Problem to solve :: In the material below, find all lines with the string "this" and copy them.

Recorded data ::
______
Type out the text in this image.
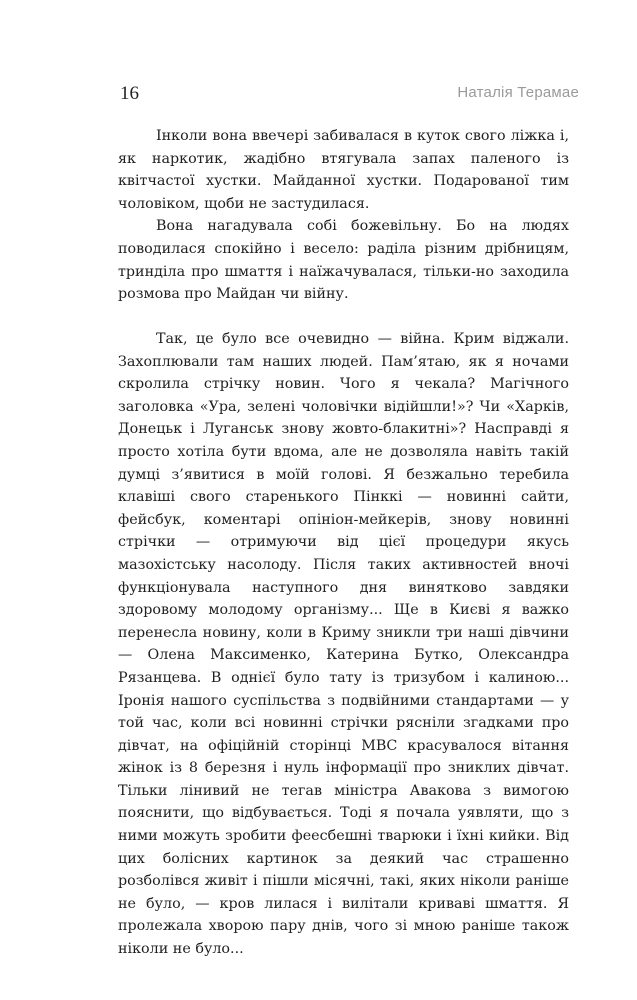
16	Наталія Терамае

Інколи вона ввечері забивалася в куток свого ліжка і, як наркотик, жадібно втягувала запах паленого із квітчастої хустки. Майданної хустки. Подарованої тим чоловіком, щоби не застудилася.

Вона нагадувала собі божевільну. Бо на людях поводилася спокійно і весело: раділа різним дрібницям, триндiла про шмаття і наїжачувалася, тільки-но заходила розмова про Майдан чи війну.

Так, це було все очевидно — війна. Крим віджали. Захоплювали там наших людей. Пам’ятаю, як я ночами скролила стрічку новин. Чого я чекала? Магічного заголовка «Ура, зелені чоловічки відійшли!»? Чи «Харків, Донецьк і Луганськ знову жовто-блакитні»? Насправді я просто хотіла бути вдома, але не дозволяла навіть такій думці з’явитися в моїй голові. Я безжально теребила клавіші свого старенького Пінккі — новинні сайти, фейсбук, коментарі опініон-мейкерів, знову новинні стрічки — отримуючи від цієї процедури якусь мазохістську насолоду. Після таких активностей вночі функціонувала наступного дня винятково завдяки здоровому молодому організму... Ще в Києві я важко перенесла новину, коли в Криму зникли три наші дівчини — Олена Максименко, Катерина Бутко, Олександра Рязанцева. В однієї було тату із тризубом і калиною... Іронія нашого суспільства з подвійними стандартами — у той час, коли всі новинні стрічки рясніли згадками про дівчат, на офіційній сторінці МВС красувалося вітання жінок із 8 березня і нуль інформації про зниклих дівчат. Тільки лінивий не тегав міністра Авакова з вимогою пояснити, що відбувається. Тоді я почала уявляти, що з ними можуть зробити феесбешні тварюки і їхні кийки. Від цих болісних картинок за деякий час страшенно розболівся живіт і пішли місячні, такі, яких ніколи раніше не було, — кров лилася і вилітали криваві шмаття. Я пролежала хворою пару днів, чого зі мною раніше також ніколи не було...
______
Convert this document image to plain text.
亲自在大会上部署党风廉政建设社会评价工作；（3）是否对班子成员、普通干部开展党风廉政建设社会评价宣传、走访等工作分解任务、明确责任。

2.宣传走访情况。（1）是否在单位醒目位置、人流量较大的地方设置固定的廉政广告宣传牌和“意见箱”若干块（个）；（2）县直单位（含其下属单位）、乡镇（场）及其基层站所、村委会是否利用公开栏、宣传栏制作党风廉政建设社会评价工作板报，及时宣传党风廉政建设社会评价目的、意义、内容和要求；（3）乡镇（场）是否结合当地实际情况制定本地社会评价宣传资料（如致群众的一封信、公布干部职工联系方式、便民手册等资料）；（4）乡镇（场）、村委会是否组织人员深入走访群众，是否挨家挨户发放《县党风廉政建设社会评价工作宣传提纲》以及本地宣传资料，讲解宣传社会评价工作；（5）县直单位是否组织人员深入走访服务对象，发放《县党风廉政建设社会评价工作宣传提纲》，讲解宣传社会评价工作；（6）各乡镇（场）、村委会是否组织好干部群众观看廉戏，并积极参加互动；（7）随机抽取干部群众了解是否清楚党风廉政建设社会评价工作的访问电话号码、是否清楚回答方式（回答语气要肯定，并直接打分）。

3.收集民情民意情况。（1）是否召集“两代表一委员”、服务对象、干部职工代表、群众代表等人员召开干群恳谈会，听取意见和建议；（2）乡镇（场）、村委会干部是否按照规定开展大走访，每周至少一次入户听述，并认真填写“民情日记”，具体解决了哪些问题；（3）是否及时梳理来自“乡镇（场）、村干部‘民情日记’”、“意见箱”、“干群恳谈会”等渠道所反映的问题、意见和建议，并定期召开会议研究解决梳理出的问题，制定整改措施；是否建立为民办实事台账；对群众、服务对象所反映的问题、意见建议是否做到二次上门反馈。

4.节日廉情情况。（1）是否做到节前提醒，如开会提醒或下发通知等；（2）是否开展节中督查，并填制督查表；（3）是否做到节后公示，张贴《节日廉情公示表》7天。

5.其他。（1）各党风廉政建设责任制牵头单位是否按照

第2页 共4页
______
Correct output ::
Type out the text in this image.
Convert this document image to plain text.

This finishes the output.